* **WHAT IS REQUIRED**:
Exact repetition of every entry is required.

Figure record extracts
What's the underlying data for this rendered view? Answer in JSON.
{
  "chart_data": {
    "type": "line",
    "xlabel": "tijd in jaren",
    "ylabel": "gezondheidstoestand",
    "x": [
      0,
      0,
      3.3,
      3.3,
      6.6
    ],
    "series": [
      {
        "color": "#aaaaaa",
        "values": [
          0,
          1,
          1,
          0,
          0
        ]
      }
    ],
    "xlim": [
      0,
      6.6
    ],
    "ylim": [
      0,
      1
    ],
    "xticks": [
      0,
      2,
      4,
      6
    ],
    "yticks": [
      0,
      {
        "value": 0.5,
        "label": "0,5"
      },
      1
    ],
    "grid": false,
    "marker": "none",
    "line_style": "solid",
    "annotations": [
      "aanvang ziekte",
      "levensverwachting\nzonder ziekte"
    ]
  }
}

* **IN RESPONSE**:
What's the underlying data for this rendered view? Answer in JSON.
{
  "chart_data": {
    "type": "line",
    "xlabel": "tijd in jaren",
    "ylabel": "gezondheidstoestand",
    "x": [
      0,
      0,
      3.3,
      3.3,
      6.6
    ],
    "series": [
      {
        "color": "#aaaaaa",
        "values": [
          0,
          1,
          1,
          0,
          0
        ]
      }
    ],
    "xlim": [
      0,
      6.6
    ],
    "ylim": [
      0,
      1
    ],
    "xticks": [
      0,
      2,
      4,
      6
    ],
    "yticks": [
      0,
      {
        "value": 0.5,
        "label": "0,5"
      },
      1
    ],
    "grid": false,
    "marker": "none",
    "line_style": "solid",
    "annotations": [
      "aanvang ziekte",
      "levensverwachting\nzonder ziekte"
    ]
  }
}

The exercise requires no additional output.